* 提供された本文
上記全固体二次電池およびその製造方法によると、絶縁部材41における積層体Xとの接触内縁部41bを、外側の板状部41aよりも厚くしたので、積層体Xの押圧時にその周縁部に生じるせん断力による崩壊を防止することができ、したがって内部短絡(電気的短絡)が発生するのを防止することができる。すなわち、絶縁部材41における開口部41aの内縁部分が、積層体Xが押圧された際に生じるせん断崩壊を防止し得る崩壊防止ブロックとして機能することになる。
【0037】
例えば、正極層12、固体電解質層32および負極層22を単に積層するだけであれば、中央部分が最も厚くなるとともに周縁部が薄くなる。この状態で、高圧力でもって押圧しても周縁部には力があまり作用しないので、この周縁部では粉体同士の固着が不十分となって、衝撃や集電体の変形により層構造が破壊され易くなるが、このような事態を回避することができる。
【0038】
ここで、実際に製造した全固体二次電池を充放電させた際の結果について説明する。
この全固体二次電池においては、正極集電体11として、厚さ20μmの粗化処理されたアルミ箔(エッチドアルミニウム)を用いるとともに、負極集電体21として、厚さ18μmの銅箔を用いた。また、絶縁部材41としては、厚さ50μmのPETフィルム(ポリエチレンテレフタレートフィルム)を用いた。また、下部接着層51および上部接着層52としては、厚さ30μmで幅が2mmの感圧接着フィルム(両面接着テープ)を用いるとともに、接触内縁部41bの接着層53としては、同じもので幅が1mmのものを用いた。
【0039】
さらに、正極層12として、正極活物質であるNCA系複合酸化物と、固体電解質としてLi
2S(80mol%)−P
2S
5(20mol%)からなるガラスセラミックとを、7:3の割合で混合したものを用いた。負極層22としては、負極活物質である黒鉛粉末と、固体電解質であるLi
2S(80mol%)−P
2S
5(20mol%)からなるガラスセラミックとを、6:4の割合で混合したものを用いた。固体電解質層32における固体電解質としては、Li
2S(80mol%)−P
2S
5(20mol%)からなるガラスセラミックを用いた。

* 提供データ

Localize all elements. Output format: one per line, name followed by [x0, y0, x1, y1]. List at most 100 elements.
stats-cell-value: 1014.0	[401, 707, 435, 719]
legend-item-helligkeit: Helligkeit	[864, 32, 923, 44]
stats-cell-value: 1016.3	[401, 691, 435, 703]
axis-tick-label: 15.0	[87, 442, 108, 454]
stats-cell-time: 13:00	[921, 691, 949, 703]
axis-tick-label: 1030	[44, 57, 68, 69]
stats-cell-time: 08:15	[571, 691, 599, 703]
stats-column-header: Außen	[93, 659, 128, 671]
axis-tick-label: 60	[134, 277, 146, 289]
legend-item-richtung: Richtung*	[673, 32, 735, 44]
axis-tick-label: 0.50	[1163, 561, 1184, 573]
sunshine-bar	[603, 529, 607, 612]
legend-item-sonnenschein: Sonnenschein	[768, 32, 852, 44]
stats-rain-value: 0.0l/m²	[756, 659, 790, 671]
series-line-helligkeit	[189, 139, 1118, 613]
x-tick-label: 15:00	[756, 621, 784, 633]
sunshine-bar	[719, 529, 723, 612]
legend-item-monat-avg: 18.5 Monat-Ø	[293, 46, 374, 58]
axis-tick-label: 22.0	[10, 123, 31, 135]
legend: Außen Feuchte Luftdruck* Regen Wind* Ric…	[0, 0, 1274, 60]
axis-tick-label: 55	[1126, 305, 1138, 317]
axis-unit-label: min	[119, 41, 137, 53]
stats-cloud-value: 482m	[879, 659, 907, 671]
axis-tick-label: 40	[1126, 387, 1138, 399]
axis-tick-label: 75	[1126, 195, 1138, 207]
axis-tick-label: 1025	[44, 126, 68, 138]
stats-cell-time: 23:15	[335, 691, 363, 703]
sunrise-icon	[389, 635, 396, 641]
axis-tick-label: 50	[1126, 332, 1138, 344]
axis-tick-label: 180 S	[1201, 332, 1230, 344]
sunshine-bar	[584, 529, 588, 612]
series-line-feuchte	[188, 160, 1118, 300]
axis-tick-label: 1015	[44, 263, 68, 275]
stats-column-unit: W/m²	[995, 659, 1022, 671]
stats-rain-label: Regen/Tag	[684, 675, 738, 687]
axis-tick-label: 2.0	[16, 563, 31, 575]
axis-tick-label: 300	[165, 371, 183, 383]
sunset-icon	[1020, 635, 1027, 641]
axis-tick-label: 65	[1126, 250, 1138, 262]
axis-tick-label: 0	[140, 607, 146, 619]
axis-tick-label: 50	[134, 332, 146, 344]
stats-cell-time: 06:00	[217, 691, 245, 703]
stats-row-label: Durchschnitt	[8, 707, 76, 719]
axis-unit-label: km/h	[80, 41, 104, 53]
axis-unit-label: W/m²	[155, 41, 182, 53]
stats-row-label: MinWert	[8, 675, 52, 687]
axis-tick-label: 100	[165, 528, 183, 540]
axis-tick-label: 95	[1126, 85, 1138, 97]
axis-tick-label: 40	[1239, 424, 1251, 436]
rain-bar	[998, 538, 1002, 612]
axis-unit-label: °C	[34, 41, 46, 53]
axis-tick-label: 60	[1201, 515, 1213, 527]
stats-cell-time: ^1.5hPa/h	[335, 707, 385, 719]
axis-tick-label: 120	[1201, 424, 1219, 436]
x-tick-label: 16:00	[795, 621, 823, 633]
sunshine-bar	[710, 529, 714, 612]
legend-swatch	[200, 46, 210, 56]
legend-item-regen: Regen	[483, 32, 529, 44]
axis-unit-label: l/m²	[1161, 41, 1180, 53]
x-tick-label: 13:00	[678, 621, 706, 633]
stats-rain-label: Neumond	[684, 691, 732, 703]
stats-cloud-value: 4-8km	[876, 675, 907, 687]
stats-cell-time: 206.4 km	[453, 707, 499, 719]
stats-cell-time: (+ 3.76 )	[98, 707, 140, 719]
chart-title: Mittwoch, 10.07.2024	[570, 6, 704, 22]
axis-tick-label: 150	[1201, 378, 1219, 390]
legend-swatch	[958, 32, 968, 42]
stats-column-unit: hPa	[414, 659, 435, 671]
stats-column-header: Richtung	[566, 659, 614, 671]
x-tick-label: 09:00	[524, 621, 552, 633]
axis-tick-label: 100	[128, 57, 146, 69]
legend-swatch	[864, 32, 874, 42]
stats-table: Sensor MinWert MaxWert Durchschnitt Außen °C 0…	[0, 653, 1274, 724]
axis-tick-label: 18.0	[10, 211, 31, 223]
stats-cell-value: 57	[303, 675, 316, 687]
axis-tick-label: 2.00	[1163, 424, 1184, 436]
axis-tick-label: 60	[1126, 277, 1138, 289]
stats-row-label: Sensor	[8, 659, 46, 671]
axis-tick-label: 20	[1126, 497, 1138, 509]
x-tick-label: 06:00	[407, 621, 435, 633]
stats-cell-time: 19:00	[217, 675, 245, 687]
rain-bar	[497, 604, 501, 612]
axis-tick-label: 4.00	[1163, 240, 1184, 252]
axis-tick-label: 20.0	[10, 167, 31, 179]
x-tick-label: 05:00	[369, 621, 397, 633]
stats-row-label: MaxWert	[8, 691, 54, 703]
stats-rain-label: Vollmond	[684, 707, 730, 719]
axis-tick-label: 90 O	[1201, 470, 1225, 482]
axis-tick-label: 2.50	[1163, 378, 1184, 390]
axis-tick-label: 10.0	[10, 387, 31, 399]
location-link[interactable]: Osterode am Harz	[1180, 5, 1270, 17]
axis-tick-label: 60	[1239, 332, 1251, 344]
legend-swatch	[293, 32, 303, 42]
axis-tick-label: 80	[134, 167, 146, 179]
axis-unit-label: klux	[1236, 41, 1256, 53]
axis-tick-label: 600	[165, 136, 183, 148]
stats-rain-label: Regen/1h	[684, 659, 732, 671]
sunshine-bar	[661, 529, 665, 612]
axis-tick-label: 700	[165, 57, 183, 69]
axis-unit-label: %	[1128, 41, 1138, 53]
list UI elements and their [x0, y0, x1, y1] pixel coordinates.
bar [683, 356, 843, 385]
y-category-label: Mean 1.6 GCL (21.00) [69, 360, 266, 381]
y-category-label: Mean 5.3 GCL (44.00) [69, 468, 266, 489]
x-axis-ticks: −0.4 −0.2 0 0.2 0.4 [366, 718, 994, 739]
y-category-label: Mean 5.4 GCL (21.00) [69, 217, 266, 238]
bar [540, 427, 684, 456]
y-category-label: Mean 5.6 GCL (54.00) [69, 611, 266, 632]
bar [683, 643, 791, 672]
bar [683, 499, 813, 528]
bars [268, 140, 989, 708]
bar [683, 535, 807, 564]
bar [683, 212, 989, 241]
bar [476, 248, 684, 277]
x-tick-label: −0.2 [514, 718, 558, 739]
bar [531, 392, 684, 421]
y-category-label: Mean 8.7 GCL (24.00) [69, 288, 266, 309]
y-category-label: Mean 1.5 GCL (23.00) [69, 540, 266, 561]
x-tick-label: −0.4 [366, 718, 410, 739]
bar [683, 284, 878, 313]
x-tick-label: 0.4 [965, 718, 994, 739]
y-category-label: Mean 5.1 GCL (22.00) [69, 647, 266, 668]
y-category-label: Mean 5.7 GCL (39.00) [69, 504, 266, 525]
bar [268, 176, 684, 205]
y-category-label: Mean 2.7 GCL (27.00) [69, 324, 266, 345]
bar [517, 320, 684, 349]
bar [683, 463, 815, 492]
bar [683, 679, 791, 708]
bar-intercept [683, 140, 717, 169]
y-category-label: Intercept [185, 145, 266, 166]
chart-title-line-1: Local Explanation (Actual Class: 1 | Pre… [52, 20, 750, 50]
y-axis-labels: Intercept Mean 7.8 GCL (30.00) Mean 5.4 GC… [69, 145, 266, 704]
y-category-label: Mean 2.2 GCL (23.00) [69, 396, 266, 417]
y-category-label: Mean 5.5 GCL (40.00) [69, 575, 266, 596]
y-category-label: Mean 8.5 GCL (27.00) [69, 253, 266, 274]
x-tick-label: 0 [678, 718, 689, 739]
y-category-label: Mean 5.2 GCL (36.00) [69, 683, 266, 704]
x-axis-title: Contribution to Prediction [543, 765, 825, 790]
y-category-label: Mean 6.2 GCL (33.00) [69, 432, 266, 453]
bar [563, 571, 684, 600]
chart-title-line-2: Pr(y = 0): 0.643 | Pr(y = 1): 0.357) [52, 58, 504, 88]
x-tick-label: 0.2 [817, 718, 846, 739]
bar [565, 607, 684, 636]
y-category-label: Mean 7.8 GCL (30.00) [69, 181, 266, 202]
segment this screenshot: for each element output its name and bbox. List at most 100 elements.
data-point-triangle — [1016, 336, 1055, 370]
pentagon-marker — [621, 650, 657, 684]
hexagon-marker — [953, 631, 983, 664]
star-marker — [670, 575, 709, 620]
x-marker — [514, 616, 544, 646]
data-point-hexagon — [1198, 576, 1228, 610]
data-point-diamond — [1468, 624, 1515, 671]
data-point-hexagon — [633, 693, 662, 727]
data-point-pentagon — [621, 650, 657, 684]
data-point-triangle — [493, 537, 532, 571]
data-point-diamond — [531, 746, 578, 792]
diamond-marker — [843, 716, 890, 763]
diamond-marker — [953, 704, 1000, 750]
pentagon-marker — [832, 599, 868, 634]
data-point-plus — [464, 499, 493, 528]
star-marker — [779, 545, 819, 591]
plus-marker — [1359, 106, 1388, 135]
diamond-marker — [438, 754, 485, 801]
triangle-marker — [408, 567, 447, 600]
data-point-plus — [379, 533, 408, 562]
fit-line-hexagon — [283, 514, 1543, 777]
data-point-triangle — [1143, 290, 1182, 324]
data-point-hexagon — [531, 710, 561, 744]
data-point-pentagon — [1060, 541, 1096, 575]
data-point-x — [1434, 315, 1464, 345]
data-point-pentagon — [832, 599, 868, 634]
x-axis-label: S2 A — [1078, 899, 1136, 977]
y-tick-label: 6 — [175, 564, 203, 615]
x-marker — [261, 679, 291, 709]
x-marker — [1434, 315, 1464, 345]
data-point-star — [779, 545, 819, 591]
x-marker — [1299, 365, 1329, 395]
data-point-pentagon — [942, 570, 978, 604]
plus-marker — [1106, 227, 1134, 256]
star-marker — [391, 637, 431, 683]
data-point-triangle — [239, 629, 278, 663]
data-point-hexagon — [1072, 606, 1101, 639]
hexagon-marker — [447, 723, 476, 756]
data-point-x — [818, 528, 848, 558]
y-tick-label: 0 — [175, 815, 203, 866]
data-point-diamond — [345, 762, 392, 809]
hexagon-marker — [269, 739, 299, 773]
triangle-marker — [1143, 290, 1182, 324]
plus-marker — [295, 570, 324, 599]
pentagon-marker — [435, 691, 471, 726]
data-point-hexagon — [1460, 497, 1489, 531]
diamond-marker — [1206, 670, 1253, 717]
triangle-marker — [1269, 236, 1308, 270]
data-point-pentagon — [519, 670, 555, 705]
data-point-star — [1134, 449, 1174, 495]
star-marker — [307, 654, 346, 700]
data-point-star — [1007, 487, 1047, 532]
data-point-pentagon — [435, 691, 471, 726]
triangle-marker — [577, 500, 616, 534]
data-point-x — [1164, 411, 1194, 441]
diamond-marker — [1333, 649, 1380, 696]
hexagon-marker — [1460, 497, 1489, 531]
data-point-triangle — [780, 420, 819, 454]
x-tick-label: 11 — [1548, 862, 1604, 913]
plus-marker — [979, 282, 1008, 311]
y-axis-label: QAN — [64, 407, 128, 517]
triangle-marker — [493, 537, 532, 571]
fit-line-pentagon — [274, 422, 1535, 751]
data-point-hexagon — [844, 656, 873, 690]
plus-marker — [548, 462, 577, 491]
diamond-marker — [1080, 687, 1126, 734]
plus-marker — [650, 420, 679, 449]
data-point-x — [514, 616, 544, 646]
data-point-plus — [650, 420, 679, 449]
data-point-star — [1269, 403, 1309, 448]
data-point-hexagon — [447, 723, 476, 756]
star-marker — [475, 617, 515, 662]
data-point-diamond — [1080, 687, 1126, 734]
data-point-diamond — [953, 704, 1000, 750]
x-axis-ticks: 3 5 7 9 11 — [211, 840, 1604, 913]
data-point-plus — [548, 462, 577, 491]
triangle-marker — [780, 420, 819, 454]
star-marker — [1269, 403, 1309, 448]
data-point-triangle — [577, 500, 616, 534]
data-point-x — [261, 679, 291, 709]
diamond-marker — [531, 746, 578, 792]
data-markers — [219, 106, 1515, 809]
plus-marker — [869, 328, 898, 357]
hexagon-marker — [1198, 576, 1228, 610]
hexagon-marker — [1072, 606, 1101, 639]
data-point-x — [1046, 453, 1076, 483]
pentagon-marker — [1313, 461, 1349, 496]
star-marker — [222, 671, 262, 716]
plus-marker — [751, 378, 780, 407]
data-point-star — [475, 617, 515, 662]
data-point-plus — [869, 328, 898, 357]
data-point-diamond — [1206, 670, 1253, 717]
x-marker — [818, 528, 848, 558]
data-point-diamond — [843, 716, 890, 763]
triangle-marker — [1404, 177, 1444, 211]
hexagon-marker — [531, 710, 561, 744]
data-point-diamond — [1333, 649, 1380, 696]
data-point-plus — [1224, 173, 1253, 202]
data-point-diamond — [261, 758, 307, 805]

* 取り組む課題
#1 本文のうち、「上記全固体二次電池およびその」で始まり「で幅が1mmのものを用いた。」まで続く箇所を、一字も変えずに書き写すこと。
#2 本文によると、負極集電体21として何が用いられたか答えること。

* 課題別の解答
#1
上記全固体二次電池およびその製造方法によると、絶縁部材41における積層体Xとの接触内縁部41bを、外側の板状部41aよりも厚くしたので、積層体Xの押圧時にその周縁部に生じるせん断力による崩壊を防止することができ、したがって内部短絡(電気的短絡)が発生するのを防止することができる。すなわち、絶縁部材41における開口部41aの内縁部分が、積層体Xが押圧された際に生じるせん断崩壊を防止し得る崩壊防止ブロックとして機能することになる。
【0037】
例えば、正極層12、固体電解質層32および負極層22を単に積層するだけであれば、中央部分が最も厚くなるとともに周縁部が薄くなる。この状態で、高圧力でもって押圧しても周縁部には力があまり作用しないので、この周縁部では粉体同士の固着が不十分となって、衝撃や集電体の変形により層構造が破壊され易くなるが、このような事態を回避することができる。
【0038】
ここで、実際に製造した全固体二次電池を充放電させた際の結果について説明する。
この全固体二次電池においては、正極集電体11として、厚さ20μmの粗化処理されたアルミ箔(エッチドアルミニウム)を用いるとともに、負極集電体21として、厚さ18μmの銅箔を用いた。また、絶縁部材41としては、厚さ50μmのPETフィルム(ポリエチレンテレフタレートフィルム)を用いた。また、下部接着層51および上部接着層52としては、厚さ30μmで幅が2mmの感圧接着フィルム(両面接着テープ)を用いるとともに、接触内縁部41bの接着層53としては、同じもので幅が1mmのものを用いた。

#2 厚さ18μmの銅箔